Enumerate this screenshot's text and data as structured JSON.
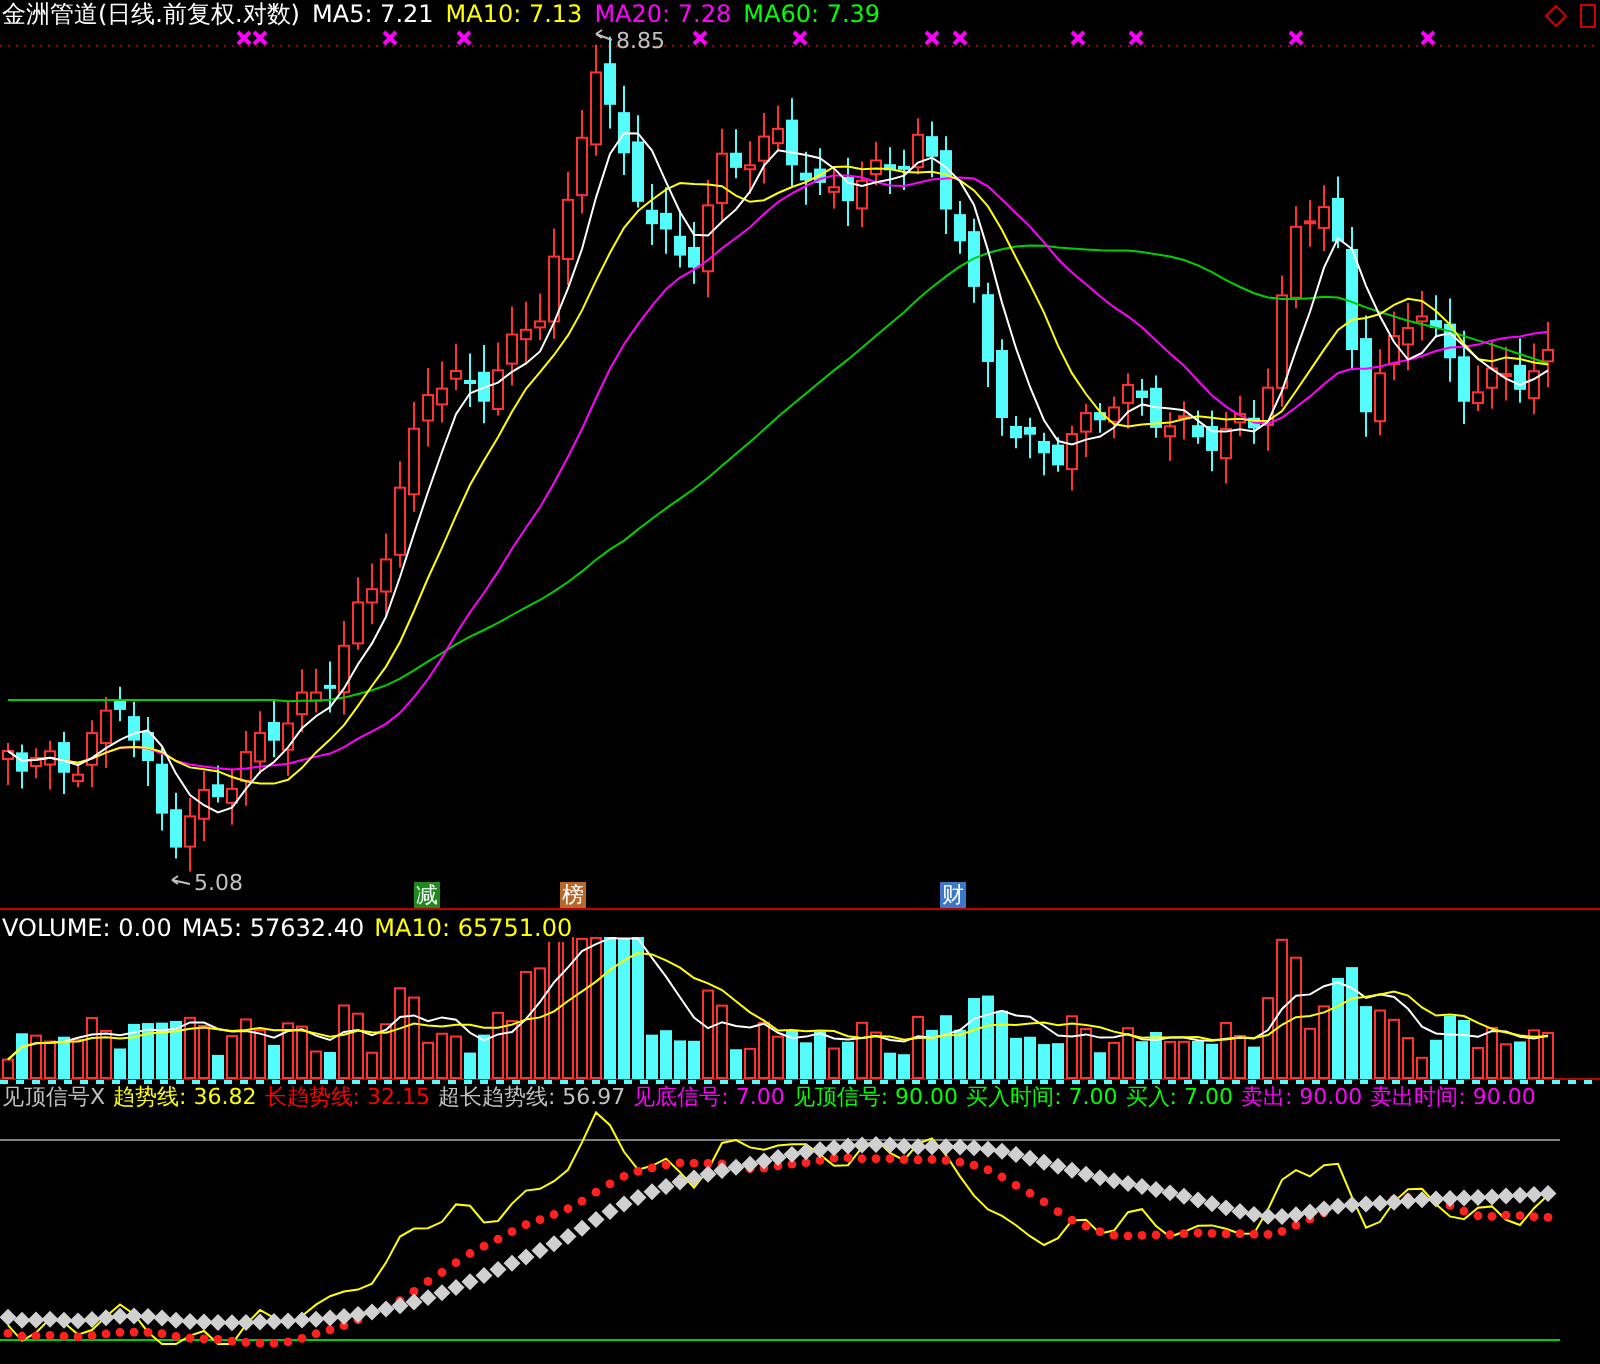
{
  "price_panel": {
    "title": "金洲管道(日线.前复权.对数)",
    "indicators": [
      {
        "label": "MA5: 7.21",
        "color": "#ffffff"
      },
      {
        "label": "MA10: 7.13",
        "color": "#ffff00"
      },
      {
        "label": "MA20: 7.28",
        "color": "#ff00ff"
      },
      {
        "label": "MA60: 7.39",
        "color": "#00ff00"
      }
    ],
    "high_label": "8.85",
    "low_label": "5.08",
    "event_tags": [
      {
        "text": "减",
        "color": "#1e8a1e"
      },
      {
        "text": "榜",
        "color": "#b8682a"
      },
      {
        "text": "财",
        "color": "#3c78c8"
      }
    ]
  },
  "volume_panel": {
    "indicators": [
      {
        "label": "VOLUME: 0.00",
        "color": "#ffffff"
      },
      {
        "label": "MA5: 57632.40",
        "color": "#ffffff"
      },
      {
        "label": "MA10: 65751.00",
        "color": "#ffff00"
      }
    ]
  },
  "signal_panel": {
    "indicators": [
      {
        "label": "见顶信号X",
        "color": "#c0c0c0"
      },
      {
        "label": "趋势线: 36.82",
        "color": "#ffff00"
      },
      {
        "label": "长趋势线: 32.15",
        "color": "#ff0000"
      },
      {
        "label": "超长趋势线: 56.97",
        "color": "#c0c0c0"
      },
      {
        "label": "见底信号: 7.00",
        "color": "#ff00ff"
      },
      {
        "label": "见顶信号: 90.00",
        "color": "#00ff00"
      },
      {
        "label": "买入时间: 7.00",
        "color": "#00ff00"
      },
      {
        "label": "买入: 7.00",
        "color": "#00ff00"
      },
      {
        "label": "卖出: 90.00",
        "color": "#ff00ff"
      },
      {
        "label": "卖出时间: 90.00",
        "color": "#ff00ff"
      }
    ]
  }
}
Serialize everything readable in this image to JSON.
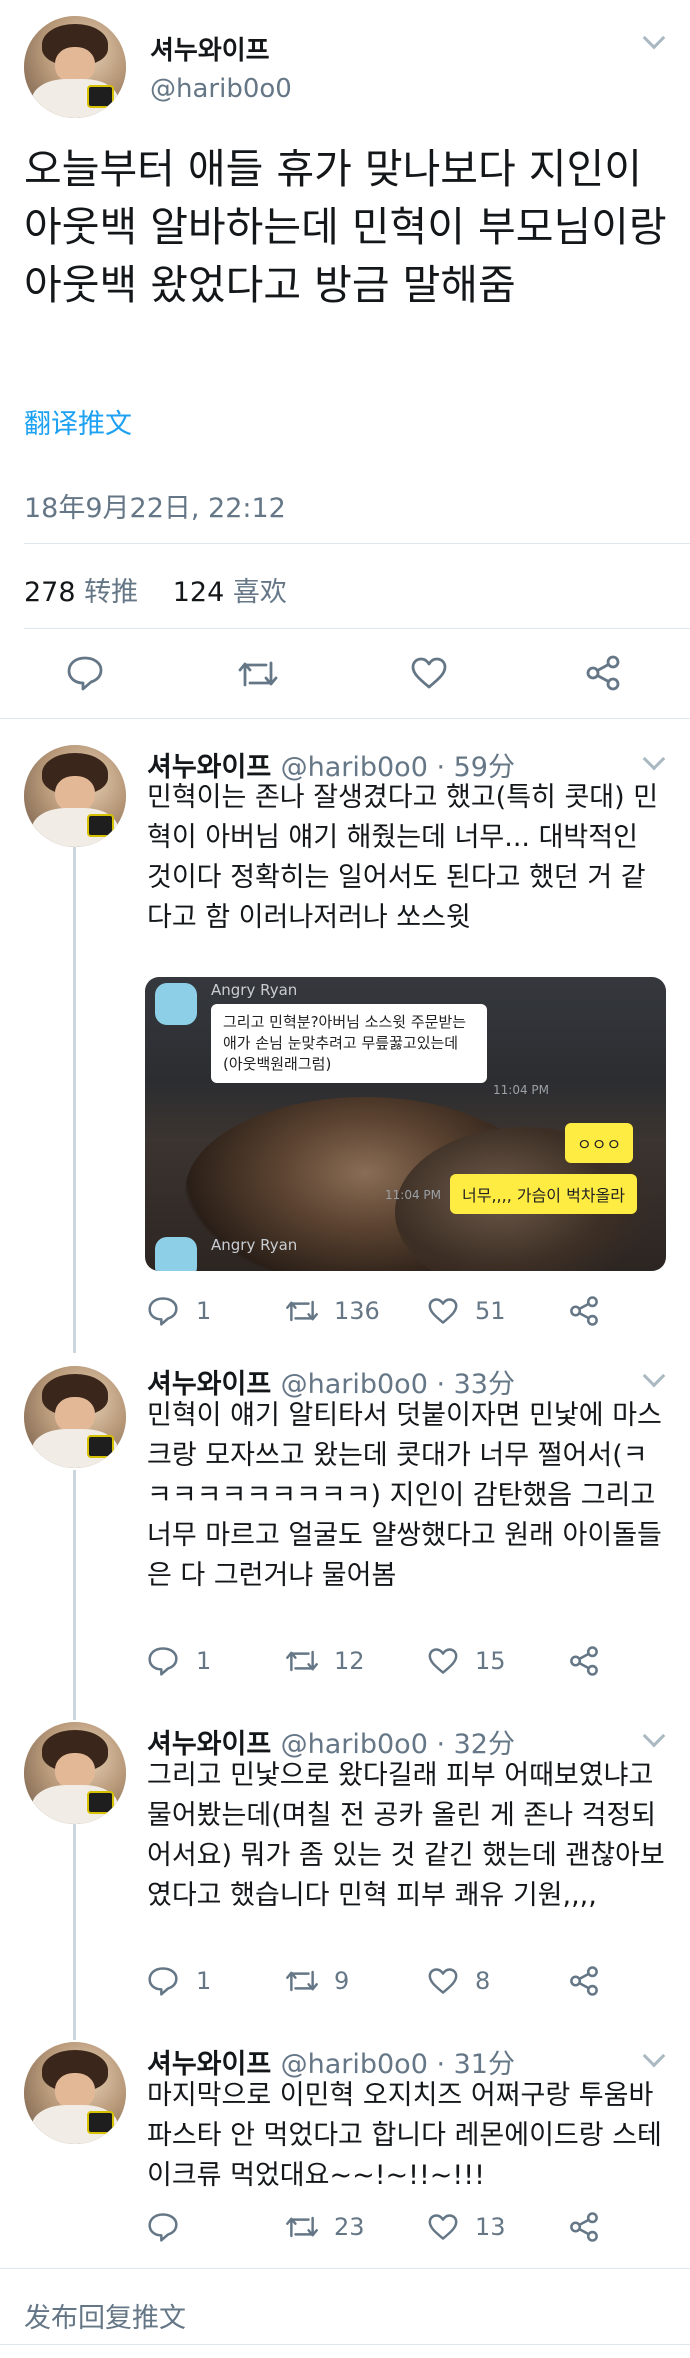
{
  "main": {
    "name": "셔누와이프",
    "handle": "@harib0o0",
    "text": "오늘부터 애들 휴가 맞나보다 지인이 아웃백 알바하는데 민혁이 부모님이랑 아웃백 왔었다고 방금 말해줌",
    "translate_label": "翻译推文",
    "timestamp": "18年9月22日, 22:12",
    "retweets_count": "278",
    "retweets_label": "转推",
    "likes_count": "124",
    "likes_label": "喜欢"
  },
  "replies": [
    {
      "name": "셔누와이프",
      "handle": "@harib0o0 · 59分",
      "text": "민혁이는 존나 잘생겼다고 했고(특히 콧대) 민혁이 아버님 얘기 해줬는데 너무... 대박적인 것이다 정확히는 일어서도 된다고 했던 거 같다고 함 이러나저러나 쏘스윗",
      "reply_count": "1",
      "retweet_count": "136",
      "like_count": "51"
    },
    {
      "name": "셔누와이프",
      "handle": "@harib0o0 · 33分",
      "text": "민혁이 얘기 알티타서 덧붙이자면 민낯에 마스크랑 모자쓰고 왔는데 콧대가 너무 쩔어서(ㅋㅋㅋㅋㅋㅋㅋㅋㅋㅋ) 지인이 감탄했음 그리고 너무 마르고 얼굴도 얄쌍했다고 원래 아이돌들은 다 그런거냐 물어봄",
      "reply_count": "1",
      "retweet_count": "12",
      "like_count": "15"
    },
    {
      "name": "셔누와이프",
      "handle": "@harib0o0 · 32分",
      "text": "그리고 민낯으로 왔다길래 피부 어때보였냐고 물어봤는데(며칠 전 공카 올린 게 존나 걱정되어서요) 뭐가 좀 있는 것 같긴 했는데 괜찮아보였다고 했습니다 민혁 피부 쾌유 기원,,,,",
      "reply_count": "1",
      "retweet_count": "9",
      "like_count": "8"
    },
    {
      "name": "셔누와이프",
      "handle": "@harib0o0 · 31分",
      "text": "마지막으로 이민혁 오지치즈 어쩌구랑 투움바 파스타 안 먹었다고 합니다 레몬에이드랑 스테이크류 먹었대요~~!~!!~!!!",
      "reply_count": "",
      "retweet_count": "23",
      "like_count": "13"
    }
  ],
  "chat_image": {
    "sender_top": "Angry Ryan",
    "message_white": "그리고 민혁분?아버님 소스윗 주문받는애가 손님 눈맞추려고 무릎꿇고있는데(아웃백원래그럼)",
    "time_1": "11:04 PM",
    "message_yellow_1": "ㅇㅇㅇ",
    "time_2": "11:04 PM",
    "message_yellow_2": "너무,,,, 가슴이 벅차올라",
    "sender_bottom": "Angry Ryan"
  },
  "bottom_bar": {
    "label": "发布回复推文"
  },
  "colors": {
    "link_blue": "#1da1f2",
    "secondary_text": "#657786",
    "divider": "#e1e8ed",
    "thread_line": "#ccd6dd"
  }
}
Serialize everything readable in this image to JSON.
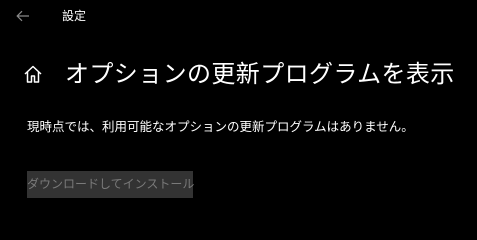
{
  "window": {
    "title": "設定",
    "back_icon": "arrow-left-icon"
  },
  "header": {
    "icon": "home-icon",
    "title": "オプションの更新プログラムを表示"
  },
  "main": {
    "status_text": "現時点では、利用可能なオプションの更新プログラムはありません。",
    "install_button": {
      "label": "ダウンロードしてインストール",
      "enabled": false
    }
  },
  "colors": {
    "background": "#000000",
    "text": "#ffffff",
    "disabled_button_bg": "#333333",
    "disabled_button_text": "#7a7a7a",
    "back_arrow": "#8a8a8a"
  }
}
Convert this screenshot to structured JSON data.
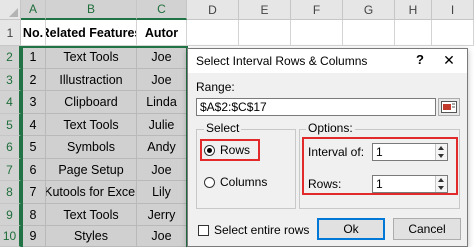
{
  "spreadsheet": {
    "columns": [
      "A",
      "B",
      "C",
      "D",
      "E",
      "F",
      "G",
      "H",
      "I"
    ],
    "rows": [
      "1",
      "2",
      "3",
      "4",
      "5",
      "6",
      "7",
      "8",
      "9",
      "10"
    ],
    "headers": {
      "no": "No.",
      "feature": "Related Features",
      "autor": "Autor"
    },
    "data": [
      {
        "no": "1",
        "feature": "Text Tools",
        "autor": "Joe"
      },
      {
        "no": "2",
        "feature": "Illustraction",
        "autor": "Joe"
      },
      {
        "no": "3",
        "feature": "Clipboard",
        "autor": "Linda"
      },
      {
        "no": "4",
        "feature": "Text Tools",
        "autor": "Julie"
      },
      {
        "no": "5",
        "feature": "Symbols",
        "autor": "Andy"
      },
      {
        "no": "6",
        "feature": "Page Setup",
        "autor": "Joe"
      },
      {
        "no": "7",
        "feature": "Kutools for Excel",
        "autor": "Lily"
      },
      {
        "no": "8",
        "feature": "Text Tools",
        "autor": "Jerry"
      },
      {
        "no": "9",
        "feature": "Styles",
        "autor": "Joe"
      }
    ],
    "selection_color": "#217346",
    "shade_color": "#d0d0d0"
  },
  "dialog": {
    "title": "Select Interval Rows & Columns",
    "help_icon": "?",
    "close_icon": "✕",
    "range_label": "Range:",
    "range_value": "$A$2:$C$17",
    "range_button_icon": "range-select-icon",
    "select_group_label": "Select",
    "rows_label": "Rows",
    "rows_selected": true,
    "columns_label": "Columns",
    "columns_selected": false,
    "options_group_label": "Options:",
    "interval_label": "Interval of:",
    "interval_value": "1",
    "rows_count_label": "Rows:",
    "rows_count_value": "1",
    "select_entire_rows_label": "Select entire rows",
    "select_entire_rows_checked": false,
    "ok_label": "Ok",
    "cancel_label": "Cancel",
    "highlight_color": "#e32a2a"
  }
}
━━━
* [Given problem] Omit the pictures. Transcribe every record exactly.

* [Task response]
Enumerate this screenshot's text and data as structured JSON.
{
  "price_panel": {
    "title": "金洲管道(日线.前复权.对数)",
    "indicators": [
      {
        "label": "MA5: 7.21",
        "color": "#ffffff"
      },
      {
        "label": "MA10: 7.13",
        "color": "#ffff00"
      },
      {
        "label": "MA20: 7.28",
        "color": "#ff00ff"
      },
      {
        "label": "MA60: 7.39",
        "color": "#00ff00"
      }
    ],
    "high_label": "8.85",
    "low_label": "5.08",
    "event_tags": [
      {
        "text": "减",
        "color": "#1e8a1e"
      },
      {
        "text": "榜",
        "color": "#b8682a"
      },
      {
        "text": "财",
        "color": "#3c78c8"
      }
    ]
  },
  "volume_panel": {
    "indicators": [
      {
        "label": "VOLUME: 0.00",
        "color": "#ffffff"
      },
      {
        "label": "MA5: 57632.40",
        "color": "#ffffff"
      },
      {
        "label": "MA10: 65751.00",
        "color": "#ffff00"
      }
    ]
  },
  "signal_panel": {
    "indicators": [
      {
        "label": "见顶信号X",
        "color": "#c0c0c0"
      },
      {
        "label": "趋势线: 36.82",
        "color": "#ffff00"
      },
      {
        "label": "长趋势线: 32.15",
        "color": "#ff0000"
      },
      {
        "label": "超长趋势线: 56.97",
        "color": "#c0c0c0"
      },
      {
        "label": "见底信号: 7.00",
        "color": "#ff00ff"
      },
      {
        "label": "见顶信号: 90.00",
        "color": "#00ff00"
      },
      {
        "label": "买入时间: 7.00",
        "color": "#00ff00"
      },
      {
        "label": "买入: 7.00",
        "color": "#00ff00"
      },
      {
        "label": "卖出: 90.00",
        "color": "#ff00ff"
      },
      {
        "label": "卖出时间: 90.00",
        "color": "#ff00ff"
      }
    ]
  }
}
Serialize everything readable in this image to JSON.
{
  "main": {
    "name": "셔누와이프",
    "handle": "@harib0o0",
    "text": "오늘부터 애들 휴가 맞나보다 지인이 아웃백 알바하는데 민혁이 부모님이랑 아웃백 왔었다고 방금 말해줌",
    "translate_label": "翻译推文",
    "timestamp": "18年9月22日, 22:12",
    "retweets_count": "278",
    "retweets_label": "转推",
    "likes_count": "124",
    "likes_label": "喜欢"
  },
  "replies": [
    {
      "name": "셔누와이프",
      "handle": "@harib0o0 · 59分",
      "text": "민혁이는 존나 잘생겼다고 했고(특히 콧대) 민혁이 아버님 얘기 해줬는데 너무... 대박적인 것이다 정확히는 일어서도 된다고 했던 거 같다고 함 이러나저러나 쏘스윗",
      "reply_count": "1",
      "retweet_count": "136",
      "like_count": "51"
    },
    {
      "name": "셔누와이프",
      "handle": "@harib0o0 · 33分",
      "text": "민혁이 얘기 알티타서 덧붙이자면 민낯에 마스크랑 모자쓰고 왔는데 콧대가 너무 쩔어서(ㅋㅋㅋㅋㅋㅋㅋㅋㅋㅋ) 지인이 감탄했음 그리고 너무 마르고 얼굴도 얄쌍했다고 원래 아이돌들은 다 그런거냐 물어봄",
      "reply_count": "1",
      "retweet_count": "12",
      "like_count": "15"
    },
    {
      "name": "셔누와이프",
      "handle": "@harib0o0 · 32分",
      "text": "그리고 민낯으로 왔다길래 피부 어때보였냐고 물어봤는데(며칠 전 공카 올린 게 존나 걱정되어서요) 뭐가 좀 있는 것 같긴 했는데 괜찮아보였다고 했습니다 민혁 피부 쾌유 기원,,,,",
      "reply_count": "1",
      "retweet_count": "9",
      "like_count": "8"
    },
    {
      "name": "셔누와이프",
      "handle": "@harib0o0 · 31分",
      "text": "마지막으로 이민혁 오지치즈 어쩌구랑 투움바 파스타 안 먹었다고 합니다 레몬에이드랑 스테이크류 먹었대요~~!~!!~!!!",
      "reply_count": "",
      "retweet_count": "23",
      "like_count": "13"
    }
  ],
  "chat_image": {
    "sender_top": "Angry Ryan",
    "message_white": "그리고 민혁분?아버님 소스윗 주문받는애가 손님 눈맞추려고 무릎꿇고있는데(아웃백원래그럼)",
    "time_1": "11:04 PM",
    "message_yellow_1": "ㅇㅇㅇ",
    "time_2": "11:04 PM",
    "message_yellow_2": "너무,,,, 가슴이 벅차올라",
    "sender_bottom": "Angry Ryan"
  },
  "bottom_bar": {
    "label": "发布回复推文"
  },
  "colors": {
    "link_blue": "#1da1f2",
    "secondary_text": "#657786",
    "divider": "#e1e8ed",
    "thread_line": "#ccd6dd"
  }
}
Serialize everything readable in this image to JSON.
{
  "window": {
    "title": "設定",
    "back_icon": "arrow-left-icon"
  },
  "header": {
    "icon": "home-icon",
    "title": "オプションの更新プログラムを表示"
  },
  "main": {
    "status_text": "現時点では、利用可能なオプションの更新プログラムはありません。",
    "install_button": {
      "label": "ダウンロードしてインストール",
      "enabled": false
    }
  },
  "colors": {
    "background": "#000000",
    "text": "#ffffff",
    "disabled_button_bg": "#333333",
    "disabled_button_text": "#7a7a7a",
    "back_arrow": "#8a8a8a"
  }
}
Convert this screenshot to structured JSON data.
{
  "spreadsheet": {
    "columns": [
      "A",
      "B",
      "C",
      "D",
      "E",
      "F",
      "G",
      "H",
      "I"
    ],
    "rows": [
      "1",
      "2",
      "3",
      "4",
      "5",
      "6",
      "7",
      "8",
      "9",
      "10"
    ],
    "headers": {
      "no": "No.",
      "feature": "Related Features",
      "autor": "Autor"
    },
    "data": [
      {
        "no": "1",
        "feature": "Text Tools",
        "autor": "Joe"
      },
      {
        "no": "2",
        "feature": "Illustraction",
        "autor": "Joe"
      },
      {
        "no": "3",
        "feature": "Clipboard",
        "autor": "Linda"
      },
      {
        "no": "4",
        "feature": "Text Tools",
        "autor": "Julie"
      },
      {
        "no": "5",
        "feature": "Symbols",
        "autor": "Andy"
      },
      {
        "no": "6",
        "feature": "Page Setup",
        "autor": "Joe"
      },
      {
        "no": "7",
        "feature": "Kutools for Excel",
        "autor": "Lily"
      },
      {
        "no": "8",
        "feature": "Text Tools",
        "autor": "Jerry"
      },
      {
        "no": "9",
        "feature": "Styles",
        "autor": "Joe"
      }
    ],
    "selection_color": "#217346",
    "shade_color": "#d0d0d0"
  },
  "dialog": {
    "title": "Select Interval Rows & Columns",
    "help_icon": "?",
    "close_icon": "✕",
    "range_label": "Range:",
    "range_value": "$A$2:$C$17",
    "range_button_icon": "range-select-icon",
    "select_group_label": "Select",
    "rows_label": "Rows",
    "rows_selected": true,
    "columns_label": "Columns",
    "columns_selected": false,
    "options_group_label": "Options:",
    "interval_label": "Interval of:",
    "interval_value": "1",
    "rows_count_label": "Rows:",
    "rows_count_value": "1",
    "select_entire_rows_label": "Select entire rows",
    "select_entire_rows_checked": false,
    "ok_label": "Ok",
    "cancel_label": "Cancel",
    "highlight_color": "#e32a2a"
  }
}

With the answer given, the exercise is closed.